- _Task prompt_
Show all lines of the listing that hold the word "accende".

[start Stored rows]

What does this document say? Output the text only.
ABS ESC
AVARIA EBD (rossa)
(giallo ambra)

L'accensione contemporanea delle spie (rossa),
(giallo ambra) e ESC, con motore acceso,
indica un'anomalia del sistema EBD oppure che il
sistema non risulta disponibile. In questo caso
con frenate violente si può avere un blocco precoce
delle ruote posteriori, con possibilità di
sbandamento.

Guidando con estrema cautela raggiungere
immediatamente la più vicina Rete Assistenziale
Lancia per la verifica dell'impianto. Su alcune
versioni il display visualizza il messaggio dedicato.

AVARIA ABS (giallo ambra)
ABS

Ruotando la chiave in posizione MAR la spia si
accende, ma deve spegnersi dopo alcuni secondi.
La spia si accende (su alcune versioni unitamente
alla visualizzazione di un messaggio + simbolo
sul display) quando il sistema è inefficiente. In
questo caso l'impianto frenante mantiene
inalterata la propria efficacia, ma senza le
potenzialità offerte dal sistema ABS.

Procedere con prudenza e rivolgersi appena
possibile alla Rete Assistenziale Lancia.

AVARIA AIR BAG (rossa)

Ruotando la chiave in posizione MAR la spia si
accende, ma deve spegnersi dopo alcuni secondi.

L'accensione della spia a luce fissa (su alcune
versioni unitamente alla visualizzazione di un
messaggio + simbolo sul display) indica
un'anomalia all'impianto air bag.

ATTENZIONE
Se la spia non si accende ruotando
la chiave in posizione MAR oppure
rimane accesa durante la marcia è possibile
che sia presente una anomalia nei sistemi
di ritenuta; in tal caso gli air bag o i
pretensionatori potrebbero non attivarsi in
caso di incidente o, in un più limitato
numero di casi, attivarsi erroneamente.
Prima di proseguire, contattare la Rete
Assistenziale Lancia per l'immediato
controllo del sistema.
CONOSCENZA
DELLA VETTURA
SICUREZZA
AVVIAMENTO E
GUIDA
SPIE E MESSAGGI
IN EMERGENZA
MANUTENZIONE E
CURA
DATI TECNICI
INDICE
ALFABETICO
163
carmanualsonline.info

[end Stored rows]

- _Solution_
accende, ma deve spegnersi dopo alcuni secondi.
La spia si accende (su alcune versioni unitamente
accende, ma deve spegnersi dopo alcuni secondi.
Se la spia non si accende ruotando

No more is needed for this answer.